Tarefas obrigatórias:
**1)** Reproduza o trecho de "O texto que" até "arena pública moderna.", tirado do texto sobre o dossiê dedicado a Hannah Arendt.
**2)** Dê a continuação do texto sobre o dossiê dedicado a Hannah Arendt, começando logo após a última frase apresentada.

Documento de origem:
┌────────

O texto que abre o dossiê é de autoria de Frauke Kurbacher, da Universidade de Wuppertal, na Alemanha. Nele, a filósofa dá importante contribuição para o entendimento da faculdade do juízo e de sua relação com a ação e o pensamento de Arendt, buscando suas origens nas Críticas kantianas. É na dimensão estética do julgamento que Kurbacher encontra a base para o pensamento arendtiano – e também, por extensão, para o agir. O agir é também o objeto do segundo texto, de autoria de Alexey Salikov e Alexey Zhavoronkov, ligados à Universidade de Kaliningrado / FU-Berlin e à Academia Russa de Ciências / Universidade de Erfurt. Aqui, a proposta de análise recai sobre o texto Da Revolução, de Hannah Arendt, e sua aplicabilidade na arena pública moderna.

Os dois artigos seguintes se referem a um tema de extrema importância e de grande debate na Academia europeia nos últimos anos. A crise dos refugiados ganhou os noticiários no ano de 2015, quando grandes levas de imigrantes tentaram adentrar o continente e as imagens de suas perigosas travessias – e das mortes que ocorreram em decorrência – consternaram o mundo inteiro. Os refugiados, como nos ensina Arendt (2009), se encontram em uma zona cinzenta, sem amparo de leis nacionais, sem uma estrutura internacional que os proteja. Tornam-se, para os Estados nacionais, uma massa de incertezas. Sobre essa situação atípica – mas tão típica de nossos tempos – discorrem Vlasta Jalušič, do Peace Institute for Contemporary Social and Political Studies e da Universidade de Ljubljana, e Helgard Mahrd, da Universidade de Oslo.

└────────

Dados registrados:
┌────────

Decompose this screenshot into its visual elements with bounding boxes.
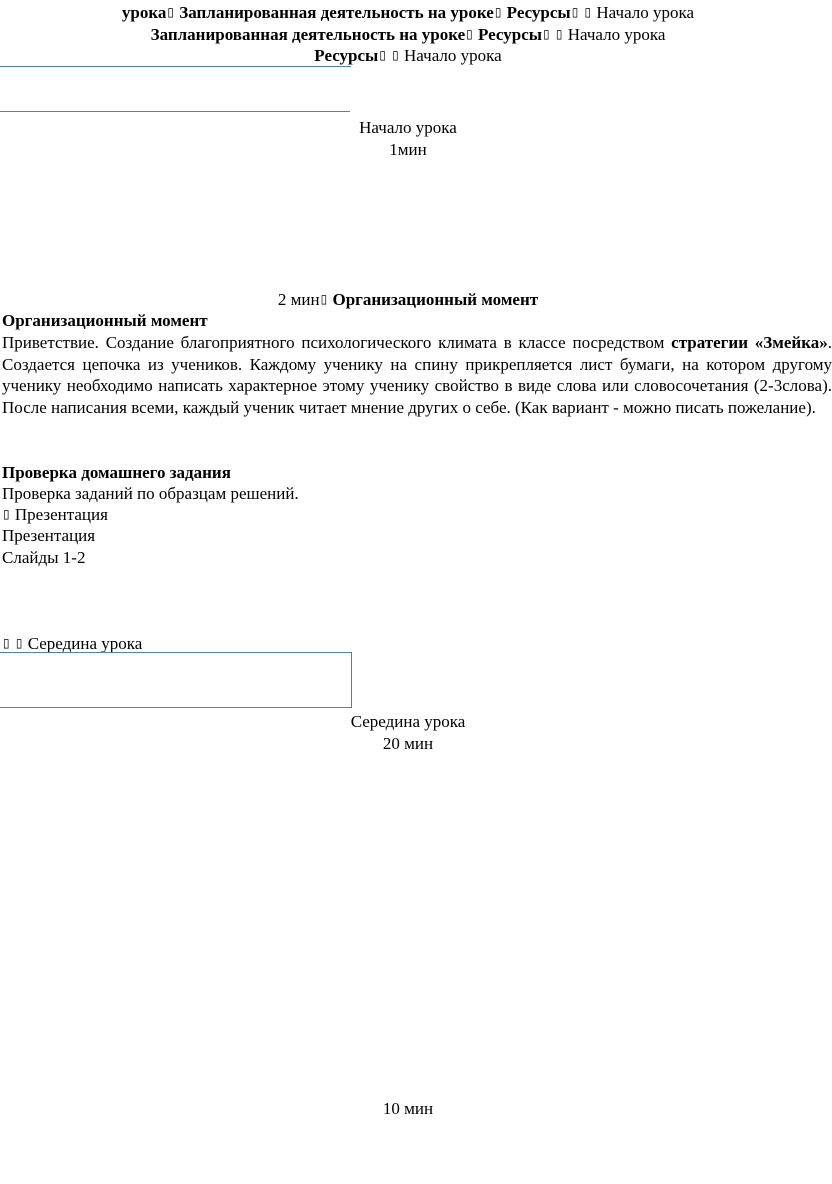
footer-duration: 10 мин	[382, 1099, 434, 1118]
missing-glyph-icon: ▯	[320, 292, 328, 306]
middle-duration: 20 мин	[382, 734, 434, 753]
org-title: Организационный момент	[332, 290, 539, 309]
missing-glyph-icon: ▯	[3, 507, 10, 521]
missing-glyph-icon: ▯	[494, 5, 502, 19]
lesson-start-label: Начало урока	[359, 118, 457, 137]
header-resources: Ресурсы	[506, 3, 571, 22]
header-planned-activity: Запланированная деятельность на уроке	[179, 3, 494, 22]
header-resources: Ресурсы	[314, 46, 379, 65]
missing-glyph-icon: ▯	[555, 27, 563, 41]
header-word-lesson: урока	[121, 3, 167, 22]
org-strategy: стратегии «Змейка»	[671, 333, 828, 352]
middle-label-inline: Середина урока	[27, 634, 143, 653]
table-rule	[0, 111, 350, 112]
header-line-2	[0, 24, 816, 45]
org-heading: Организационный момент	[2, 311, 208, 330]
missing-glyph-icon: ▯	[167, 5, 175, 19]
lesson-start-duration: 1мин	[389, 140, 427, 159]
homework-slides: Слайды 1-2	[2, 548, 86, 567]
org-paragraph	[2, 332, 832, 418]
homework-resource-inline: Презентация	[14, 505, 108, 524]
header-resources: Ресурсы	[478, 25, 543, 44]
missing-glyph-icon: ▯	[3, 636, 10, 650]
org-moment-row	[0, 289, 816, 310]
middle-label: Середина урока	[350, 712, 466, 731]
missing-glyph-icon: ▯	[466, 27, 473, 41]
org-text-2: . Создается цепочка из учеников. Каждому ученику на спину прикрепляется лист бумаги, на котором другому ученику необходимо написать характерное этому ученику свойство в виде слова или словосочетания (2-3слова). После написания всеми, каждый ученик читает мнение других о себе. (Как вариант - можно писать пожелание).	[2, 333, 832, 417]
missing-glyph-icon: ▯	[15, 636, 23, 650]
header-line-3	[0, 45, 816, 66]
org-text-1: Приветствие. Создание благоприятного психологического климата в классе посредством	[2, 333, 672, 352]
middle-inline-row	[2, 633, 142, 654]
homework-heading: Проверка домашнего задания	[2, 463, 231, 482]
table-rule	[0, 66, 351, 67]
table-cell-frame	[0, 652, 352, 708]
header-line-1	[0, 2, 816, 23]
missing-glyph-icon: ▯	[584, 5, 592, 19]
missing-glyph-icon: ▯	[379, 48, 386, 62]
missing-glyph-icon: ▯	[392, 48, 399, 62]
header-lesson-start: Начало урока	[596, 3, 695, 22]
homework-text: Проверка заданий по образцам решений.	[2, 484, 299, 503]
header-lesson-start: Начало урока	[567, 25, 666, 44]
missing-glyph-icon: ▯	[543, 27, 550, 41]
homework-resource-row	[2, 504, 108, 525]
header-planned-activity: Запланированная деятельность на уроке	[150, 25, 466, 44]
header-lesson-start: Начало урока	[404, 46, 502, 65]
org-duration: 2 мин	[277, 290, 320, 309]
missing-glyph-icon: ▯	[571, 5, 579, 19]
homework-resource: Презентация	[2, 526, 96, 545]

└────────

Resultados:
**1)**
O texto que abre o dossiê é de autoria de Frauke Kurbacher, da Universidade de Wuppertal, na Alemanha. Nele, a filósofa dá importante contribuição para o entendimento da faculdade do juízo e de sua relação com a ação e o pensamento de Arendt, buscando suas origens nas Críticas kantianas. É na dimensão estética do julgamento que Kurbacher encontra a base para o pensamento arendtiano – e também, por extensão, para o agir. O agir é também o objeto do segundo texto, de autoria de Alexey Salikov e Alexey Zhavoronkov, ligados à Universidade de Kaliningrado / FU-Berlin e à Academia Russa de Ciências / Universidade de Erfurt. Aqui, a proposta de análise recai sobre o texto Da Revolução, de Hannah Arendt, e sua aplicabilidade na arena pública moderna.

**2)**
A segunda parte do dossiê, formada por autoras latino-americanas, tem como carro-chefe o artigo de Claudia Hilb, da Universidade de Buenos Aires. Aqui as reflexões de Arendt servem de ponto de partida para uma incursão sobre a memória da ditadura militar argentina, com particular ênfase sobre os aspectos da responsabilidade, do perdão e do mal. A ditadura chilena e a memória do período pinochetista é o tema da contribuição de María José López Merino, da Universidade do Chile, que reflete sobre o princípio da violência e o conceito de Totalitarismo e suas aplicações ao caso chileno.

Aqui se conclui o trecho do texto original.